§ **Goal of the exercise**
In the material below, find all lines with the string "icon" and copy them.

(Data entries)
+--
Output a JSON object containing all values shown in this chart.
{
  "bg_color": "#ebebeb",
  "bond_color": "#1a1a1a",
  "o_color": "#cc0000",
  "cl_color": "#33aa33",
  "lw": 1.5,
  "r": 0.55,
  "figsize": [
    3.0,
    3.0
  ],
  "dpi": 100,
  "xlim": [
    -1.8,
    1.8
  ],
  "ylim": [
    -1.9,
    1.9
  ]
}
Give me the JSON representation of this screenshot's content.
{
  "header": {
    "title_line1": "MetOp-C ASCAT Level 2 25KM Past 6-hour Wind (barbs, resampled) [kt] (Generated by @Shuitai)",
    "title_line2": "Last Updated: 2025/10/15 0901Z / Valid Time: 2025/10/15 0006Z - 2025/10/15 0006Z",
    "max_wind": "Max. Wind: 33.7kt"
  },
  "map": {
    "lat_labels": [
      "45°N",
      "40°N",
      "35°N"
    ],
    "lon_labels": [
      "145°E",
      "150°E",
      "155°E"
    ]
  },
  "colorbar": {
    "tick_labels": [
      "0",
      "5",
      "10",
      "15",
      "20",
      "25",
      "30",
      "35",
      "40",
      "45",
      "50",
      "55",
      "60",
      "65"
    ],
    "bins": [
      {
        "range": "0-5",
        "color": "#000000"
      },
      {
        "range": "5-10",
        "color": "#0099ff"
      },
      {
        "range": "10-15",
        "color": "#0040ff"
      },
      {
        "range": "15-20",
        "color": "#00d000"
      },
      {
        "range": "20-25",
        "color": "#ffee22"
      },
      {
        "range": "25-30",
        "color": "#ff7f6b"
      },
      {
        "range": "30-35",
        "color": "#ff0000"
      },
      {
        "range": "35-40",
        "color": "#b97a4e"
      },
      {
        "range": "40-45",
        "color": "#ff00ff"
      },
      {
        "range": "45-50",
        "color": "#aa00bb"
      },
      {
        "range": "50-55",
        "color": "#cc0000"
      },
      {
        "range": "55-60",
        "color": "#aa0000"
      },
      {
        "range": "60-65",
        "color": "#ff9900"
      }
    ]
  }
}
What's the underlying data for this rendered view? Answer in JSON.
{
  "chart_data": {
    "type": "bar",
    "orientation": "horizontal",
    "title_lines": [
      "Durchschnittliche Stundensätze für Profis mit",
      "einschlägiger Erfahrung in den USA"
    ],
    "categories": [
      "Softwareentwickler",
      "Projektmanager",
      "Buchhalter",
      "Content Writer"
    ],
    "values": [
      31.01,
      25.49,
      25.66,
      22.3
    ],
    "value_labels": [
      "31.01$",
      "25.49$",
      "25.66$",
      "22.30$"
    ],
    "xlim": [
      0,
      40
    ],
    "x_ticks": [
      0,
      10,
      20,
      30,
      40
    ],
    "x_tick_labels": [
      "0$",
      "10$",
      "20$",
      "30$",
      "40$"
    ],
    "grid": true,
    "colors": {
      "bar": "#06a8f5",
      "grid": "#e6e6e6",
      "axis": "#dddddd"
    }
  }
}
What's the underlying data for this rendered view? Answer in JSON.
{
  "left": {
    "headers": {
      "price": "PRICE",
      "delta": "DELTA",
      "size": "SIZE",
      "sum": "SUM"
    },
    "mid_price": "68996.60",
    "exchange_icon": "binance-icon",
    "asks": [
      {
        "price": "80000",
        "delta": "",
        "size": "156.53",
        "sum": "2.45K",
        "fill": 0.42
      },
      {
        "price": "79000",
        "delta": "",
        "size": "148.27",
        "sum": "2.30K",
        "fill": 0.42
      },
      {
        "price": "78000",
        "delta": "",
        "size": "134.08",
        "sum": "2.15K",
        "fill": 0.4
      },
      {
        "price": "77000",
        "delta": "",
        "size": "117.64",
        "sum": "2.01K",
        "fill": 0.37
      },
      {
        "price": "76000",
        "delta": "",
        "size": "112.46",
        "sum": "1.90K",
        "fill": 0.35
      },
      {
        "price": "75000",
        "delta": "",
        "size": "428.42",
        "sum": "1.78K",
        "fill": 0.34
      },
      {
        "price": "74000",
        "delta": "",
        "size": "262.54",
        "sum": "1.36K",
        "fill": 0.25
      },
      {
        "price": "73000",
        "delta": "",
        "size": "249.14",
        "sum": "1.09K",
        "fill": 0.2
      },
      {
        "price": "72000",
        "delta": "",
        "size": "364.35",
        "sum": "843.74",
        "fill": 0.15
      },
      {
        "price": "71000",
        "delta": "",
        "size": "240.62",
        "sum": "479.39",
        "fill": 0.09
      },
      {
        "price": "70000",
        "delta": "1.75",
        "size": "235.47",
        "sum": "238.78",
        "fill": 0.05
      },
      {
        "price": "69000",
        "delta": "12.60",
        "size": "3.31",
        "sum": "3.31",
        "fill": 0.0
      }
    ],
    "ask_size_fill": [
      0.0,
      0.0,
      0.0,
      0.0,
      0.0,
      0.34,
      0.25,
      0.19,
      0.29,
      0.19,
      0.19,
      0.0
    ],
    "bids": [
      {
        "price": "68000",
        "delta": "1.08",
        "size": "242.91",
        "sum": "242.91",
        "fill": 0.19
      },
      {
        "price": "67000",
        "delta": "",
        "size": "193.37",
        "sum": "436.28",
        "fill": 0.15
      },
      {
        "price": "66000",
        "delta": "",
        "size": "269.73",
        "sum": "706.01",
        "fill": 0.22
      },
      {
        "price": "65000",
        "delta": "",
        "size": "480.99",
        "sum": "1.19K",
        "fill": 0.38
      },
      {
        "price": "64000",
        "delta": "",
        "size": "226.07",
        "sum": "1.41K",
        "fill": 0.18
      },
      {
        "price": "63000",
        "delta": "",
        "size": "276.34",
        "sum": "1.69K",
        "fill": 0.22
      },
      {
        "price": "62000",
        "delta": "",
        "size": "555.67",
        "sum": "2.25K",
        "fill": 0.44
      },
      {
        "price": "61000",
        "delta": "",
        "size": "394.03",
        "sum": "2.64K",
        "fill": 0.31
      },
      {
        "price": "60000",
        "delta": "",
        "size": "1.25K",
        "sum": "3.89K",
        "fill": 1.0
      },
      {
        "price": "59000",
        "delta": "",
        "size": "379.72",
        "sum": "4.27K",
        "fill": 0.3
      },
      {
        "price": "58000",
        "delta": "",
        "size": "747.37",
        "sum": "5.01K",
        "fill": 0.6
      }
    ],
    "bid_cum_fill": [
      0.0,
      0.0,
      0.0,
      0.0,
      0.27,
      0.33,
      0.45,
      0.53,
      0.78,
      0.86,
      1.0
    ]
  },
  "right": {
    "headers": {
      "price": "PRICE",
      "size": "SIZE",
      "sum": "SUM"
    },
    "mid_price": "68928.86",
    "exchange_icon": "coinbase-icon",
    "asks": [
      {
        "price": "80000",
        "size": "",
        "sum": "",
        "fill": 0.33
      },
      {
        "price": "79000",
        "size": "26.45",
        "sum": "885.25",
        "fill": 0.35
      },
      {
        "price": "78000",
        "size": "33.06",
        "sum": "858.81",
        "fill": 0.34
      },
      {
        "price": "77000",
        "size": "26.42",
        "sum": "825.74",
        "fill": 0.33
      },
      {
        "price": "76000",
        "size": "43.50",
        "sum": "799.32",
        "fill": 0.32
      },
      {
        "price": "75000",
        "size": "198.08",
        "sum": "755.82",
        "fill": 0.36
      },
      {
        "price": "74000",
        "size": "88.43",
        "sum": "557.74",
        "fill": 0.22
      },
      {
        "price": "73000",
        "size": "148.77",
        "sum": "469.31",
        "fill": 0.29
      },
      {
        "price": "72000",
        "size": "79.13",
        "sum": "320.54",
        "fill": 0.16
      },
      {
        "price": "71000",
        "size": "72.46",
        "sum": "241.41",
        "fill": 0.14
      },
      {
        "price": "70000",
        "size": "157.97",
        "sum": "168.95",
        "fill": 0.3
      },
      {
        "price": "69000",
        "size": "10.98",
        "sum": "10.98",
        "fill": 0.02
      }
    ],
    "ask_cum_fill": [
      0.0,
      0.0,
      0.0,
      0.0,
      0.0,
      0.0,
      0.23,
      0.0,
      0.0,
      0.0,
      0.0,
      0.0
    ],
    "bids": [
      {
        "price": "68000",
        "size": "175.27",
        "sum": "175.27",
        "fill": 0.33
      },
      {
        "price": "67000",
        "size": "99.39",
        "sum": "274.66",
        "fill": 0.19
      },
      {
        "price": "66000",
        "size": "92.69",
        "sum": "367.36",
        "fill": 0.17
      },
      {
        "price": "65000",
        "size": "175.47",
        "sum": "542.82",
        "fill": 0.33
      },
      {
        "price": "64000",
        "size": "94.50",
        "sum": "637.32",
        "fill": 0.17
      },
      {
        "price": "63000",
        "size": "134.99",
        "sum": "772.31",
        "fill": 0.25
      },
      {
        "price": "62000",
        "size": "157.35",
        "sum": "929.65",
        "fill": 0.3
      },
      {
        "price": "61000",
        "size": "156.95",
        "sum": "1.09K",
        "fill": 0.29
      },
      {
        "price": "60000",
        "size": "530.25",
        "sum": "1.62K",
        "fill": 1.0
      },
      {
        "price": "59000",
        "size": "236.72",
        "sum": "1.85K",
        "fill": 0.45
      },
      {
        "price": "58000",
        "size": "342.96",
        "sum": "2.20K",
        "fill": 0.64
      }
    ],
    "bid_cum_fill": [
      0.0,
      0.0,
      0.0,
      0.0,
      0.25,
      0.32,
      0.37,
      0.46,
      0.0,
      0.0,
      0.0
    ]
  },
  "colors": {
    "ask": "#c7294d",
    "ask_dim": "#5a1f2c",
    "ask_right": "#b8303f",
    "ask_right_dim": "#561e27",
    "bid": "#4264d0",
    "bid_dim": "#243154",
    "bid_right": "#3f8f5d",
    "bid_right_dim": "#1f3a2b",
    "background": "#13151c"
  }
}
+--
§ **Solution**
    "exchange_icon": "binance-icon",
    "exchange_icon": "coinbase-icon",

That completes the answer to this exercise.